> **WHAT IS REQUIRED**
Print the data in full, exactly as it reads.
*** DATA RECORDS ***
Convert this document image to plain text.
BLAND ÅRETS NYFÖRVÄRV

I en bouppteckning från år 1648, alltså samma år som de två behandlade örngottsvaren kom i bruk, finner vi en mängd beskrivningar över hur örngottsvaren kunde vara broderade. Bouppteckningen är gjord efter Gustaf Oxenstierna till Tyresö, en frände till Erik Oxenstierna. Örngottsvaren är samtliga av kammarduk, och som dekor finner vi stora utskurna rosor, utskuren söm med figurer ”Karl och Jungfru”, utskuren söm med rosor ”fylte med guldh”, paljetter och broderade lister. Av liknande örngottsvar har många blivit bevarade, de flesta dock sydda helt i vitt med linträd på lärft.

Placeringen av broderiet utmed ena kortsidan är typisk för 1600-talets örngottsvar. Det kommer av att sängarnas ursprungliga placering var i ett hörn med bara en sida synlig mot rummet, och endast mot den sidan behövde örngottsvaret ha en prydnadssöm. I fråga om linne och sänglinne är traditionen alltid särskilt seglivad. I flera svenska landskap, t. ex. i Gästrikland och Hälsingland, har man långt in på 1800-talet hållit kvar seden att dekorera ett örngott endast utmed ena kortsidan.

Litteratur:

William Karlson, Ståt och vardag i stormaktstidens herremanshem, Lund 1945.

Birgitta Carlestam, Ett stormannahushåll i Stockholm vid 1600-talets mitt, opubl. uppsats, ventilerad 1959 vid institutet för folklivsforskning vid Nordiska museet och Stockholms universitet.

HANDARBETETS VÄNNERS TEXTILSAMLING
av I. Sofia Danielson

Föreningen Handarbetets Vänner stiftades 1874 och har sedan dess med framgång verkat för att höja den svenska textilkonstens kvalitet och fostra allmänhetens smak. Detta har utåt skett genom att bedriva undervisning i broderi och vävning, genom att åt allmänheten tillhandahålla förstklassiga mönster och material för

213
*** End of DATA RECORDS ***
> **ANSWER SECTION**
Convert this document image to plain text.
BLAND ÅRETS NYFÖRVÄRV

I en bouppteckning från år 1648, alltså samma år som de två behandlade örngottsvaren kom i bruk, finner vi en mängd beskrivningar över hur örngottsvaren kunde vara broderade. Bouppteckningen är gjord efter Gustaf Oxenstierna till Tyresö, en frände till Erik Oxenstierna. Örngottsvaren är samtliga av kammarduk, och som dekor finner vi stora utskurna rosor, utskuren söm med figurer ”Karl och Jungfru”, utskuren söm med rosor ”fylte med guldh”, paljetter och broderade lister. Av liknande örngottsvar har många blivit bevarade, de flesta dock sydda helt i vitt med linträd på lärft.

Placeringen av broderiet utmed ena kortsidan är typisk för 1600-talets örngottsvar. Det kommer av att sängarnas ursprungliga placering var i ett hörn med bara en sida synlig mot rummet, och endast mot den sidan behövde örngottsvaret ha en prydnadssöm. I fråga om linne och sänglinne är traditionen alltid särskilt seglivad. I flera svenska landskap, t. ex. i Gästrikland och Hälsingland, har man långt in på 1800-talet hållit kvar seden att dekorera ett örngott endast utmed ena kortsidan.

Litteratur:

William Karlson, Ståt och vardag i stormaktstidens herremanshem, Lund 1945.

Birgitta Carlestam, Ett stormannahushåll i Stockholm vid 1600-talets mitt, opubl. uppsats, ventilerad 1959 vid institutet för folklivsforskning vid Nordiska museet och Stockholms universitet.

HANDARBETETS VÄNNERS TEXTILSAMLING
av I. Sofia Danielson

Föreningen Handarbetets Vänner stiftades 1874 och har sedan dess med framgång verkat för att höja den svenska textilkonstens kvalitet och fostra allmänhetens smak. Detta har utåt skett genom att bedriva undervisning i broderi och vävning, genom att åt allmänheten tillhandahålla förstklassiga mönster och material för

213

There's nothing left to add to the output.